#### What the exercise asks
Identify the lines that contain the string "Agreement", then copy each of them.

■ ■ ■ ■ ■ ■ ■

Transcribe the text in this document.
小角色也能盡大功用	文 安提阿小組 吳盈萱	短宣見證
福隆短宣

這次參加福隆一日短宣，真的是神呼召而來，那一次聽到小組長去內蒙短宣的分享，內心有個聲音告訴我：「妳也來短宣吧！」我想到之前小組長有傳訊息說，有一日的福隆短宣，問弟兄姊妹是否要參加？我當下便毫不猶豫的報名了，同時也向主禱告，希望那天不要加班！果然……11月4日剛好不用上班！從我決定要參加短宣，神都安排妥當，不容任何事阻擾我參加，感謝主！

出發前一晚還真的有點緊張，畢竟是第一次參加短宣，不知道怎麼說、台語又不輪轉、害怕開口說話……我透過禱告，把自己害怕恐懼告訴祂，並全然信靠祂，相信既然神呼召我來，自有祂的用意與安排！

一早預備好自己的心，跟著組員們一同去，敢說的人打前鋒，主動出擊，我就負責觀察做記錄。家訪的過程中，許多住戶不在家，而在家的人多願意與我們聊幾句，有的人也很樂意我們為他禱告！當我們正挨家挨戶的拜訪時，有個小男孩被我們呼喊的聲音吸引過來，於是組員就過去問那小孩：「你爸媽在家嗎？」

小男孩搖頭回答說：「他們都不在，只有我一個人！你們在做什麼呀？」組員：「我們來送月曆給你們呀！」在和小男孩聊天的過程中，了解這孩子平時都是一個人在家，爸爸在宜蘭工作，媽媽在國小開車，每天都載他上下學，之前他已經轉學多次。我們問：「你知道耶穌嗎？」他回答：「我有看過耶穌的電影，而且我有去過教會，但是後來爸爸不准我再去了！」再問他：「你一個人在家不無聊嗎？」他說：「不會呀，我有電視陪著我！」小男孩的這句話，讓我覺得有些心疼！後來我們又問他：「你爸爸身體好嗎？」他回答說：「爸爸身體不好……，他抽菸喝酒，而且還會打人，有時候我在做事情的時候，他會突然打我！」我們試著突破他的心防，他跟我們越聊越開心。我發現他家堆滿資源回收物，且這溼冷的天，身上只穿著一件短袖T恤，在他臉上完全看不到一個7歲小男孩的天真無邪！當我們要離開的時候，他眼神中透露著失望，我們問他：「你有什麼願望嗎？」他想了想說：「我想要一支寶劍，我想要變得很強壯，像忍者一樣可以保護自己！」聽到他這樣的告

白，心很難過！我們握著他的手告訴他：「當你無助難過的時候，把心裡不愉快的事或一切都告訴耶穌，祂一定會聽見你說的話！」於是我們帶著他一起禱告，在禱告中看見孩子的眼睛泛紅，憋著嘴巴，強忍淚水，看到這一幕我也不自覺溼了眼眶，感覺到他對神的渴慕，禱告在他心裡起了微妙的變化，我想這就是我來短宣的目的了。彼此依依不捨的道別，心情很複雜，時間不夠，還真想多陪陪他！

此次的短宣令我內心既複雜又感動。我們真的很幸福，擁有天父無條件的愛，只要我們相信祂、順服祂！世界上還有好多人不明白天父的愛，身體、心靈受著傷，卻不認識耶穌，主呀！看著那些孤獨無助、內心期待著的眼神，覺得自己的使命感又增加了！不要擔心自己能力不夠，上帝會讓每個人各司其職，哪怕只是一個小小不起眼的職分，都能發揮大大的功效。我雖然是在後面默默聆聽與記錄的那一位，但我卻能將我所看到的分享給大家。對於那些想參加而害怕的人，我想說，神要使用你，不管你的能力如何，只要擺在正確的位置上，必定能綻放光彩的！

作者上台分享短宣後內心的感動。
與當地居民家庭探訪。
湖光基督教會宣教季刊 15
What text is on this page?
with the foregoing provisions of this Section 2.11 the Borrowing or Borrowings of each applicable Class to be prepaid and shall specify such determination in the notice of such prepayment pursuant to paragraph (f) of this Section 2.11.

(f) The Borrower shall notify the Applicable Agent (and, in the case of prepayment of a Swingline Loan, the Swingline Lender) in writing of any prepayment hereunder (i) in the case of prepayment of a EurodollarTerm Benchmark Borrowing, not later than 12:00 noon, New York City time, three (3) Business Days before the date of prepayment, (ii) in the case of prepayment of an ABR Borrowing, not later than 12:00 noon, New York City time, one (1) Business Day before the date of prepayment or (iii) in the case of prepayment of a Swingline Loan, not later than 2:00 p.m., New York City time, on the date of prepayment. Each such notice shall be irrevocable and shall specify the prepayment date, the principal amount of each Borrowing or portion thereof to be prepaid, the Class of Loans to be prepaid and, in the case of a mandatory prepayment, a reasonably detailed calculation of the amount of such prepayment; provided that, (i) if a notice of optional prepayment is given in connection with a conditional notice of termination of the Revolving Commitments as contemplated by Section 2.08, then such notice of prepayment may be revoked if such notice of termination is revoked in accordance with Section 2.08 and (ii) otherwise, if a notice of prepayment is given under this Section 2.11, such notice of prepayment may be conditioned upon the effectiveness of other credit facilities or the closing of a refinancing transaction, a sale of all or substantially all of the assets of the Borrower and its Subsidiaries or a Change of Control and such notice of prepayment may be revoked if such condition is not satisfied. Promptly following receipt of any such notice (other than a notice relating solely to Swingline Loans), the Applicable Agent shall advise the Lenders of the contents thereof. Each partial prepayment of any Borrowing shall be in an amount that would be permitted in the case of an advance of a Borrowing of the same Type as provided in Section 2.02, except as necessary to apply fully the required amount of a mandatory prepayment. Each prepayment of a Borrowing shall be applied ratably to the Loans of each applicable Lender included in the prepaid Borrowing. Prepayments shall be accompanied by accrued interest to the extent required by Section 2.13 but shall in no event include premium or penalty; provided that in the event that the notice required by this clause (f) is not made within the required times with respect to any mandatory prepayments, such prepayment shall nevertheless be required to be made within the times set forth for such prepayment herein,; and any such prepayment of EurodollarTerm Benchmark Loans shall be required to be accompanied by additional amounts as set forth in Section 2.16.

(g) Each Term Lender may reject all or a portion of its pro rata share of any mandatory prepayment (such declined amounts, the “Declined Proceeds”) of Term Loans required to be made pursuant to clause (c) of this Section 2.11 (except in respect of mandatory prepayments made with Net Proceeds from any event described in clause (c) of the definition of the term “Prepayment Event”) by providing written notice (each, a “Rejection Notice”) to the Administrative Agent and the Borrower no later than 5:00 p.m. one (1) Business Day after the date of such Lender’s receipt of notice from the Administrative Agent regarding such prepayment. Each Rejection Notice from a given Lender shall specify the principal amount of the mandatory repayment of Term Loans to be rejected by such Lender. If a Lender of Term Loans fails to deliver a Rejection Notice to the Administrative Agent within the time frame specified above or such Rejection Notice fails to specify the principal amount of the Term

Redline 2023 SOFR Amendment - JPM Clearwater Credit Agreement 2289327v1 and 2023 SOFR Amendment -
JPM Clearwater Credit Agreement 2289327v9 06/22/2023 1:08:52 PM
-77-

■ ■ ■ ■ ■ ■ ■

#### Output for this task
Redline 2023 SOFR Amendment - JPM Clearwater Credit Agreement 2289327v1 and 2023 SOFR Amendment -
JPM Clearwater Credit Agreement 2289327v9 06/22/2023 1:08:52 PM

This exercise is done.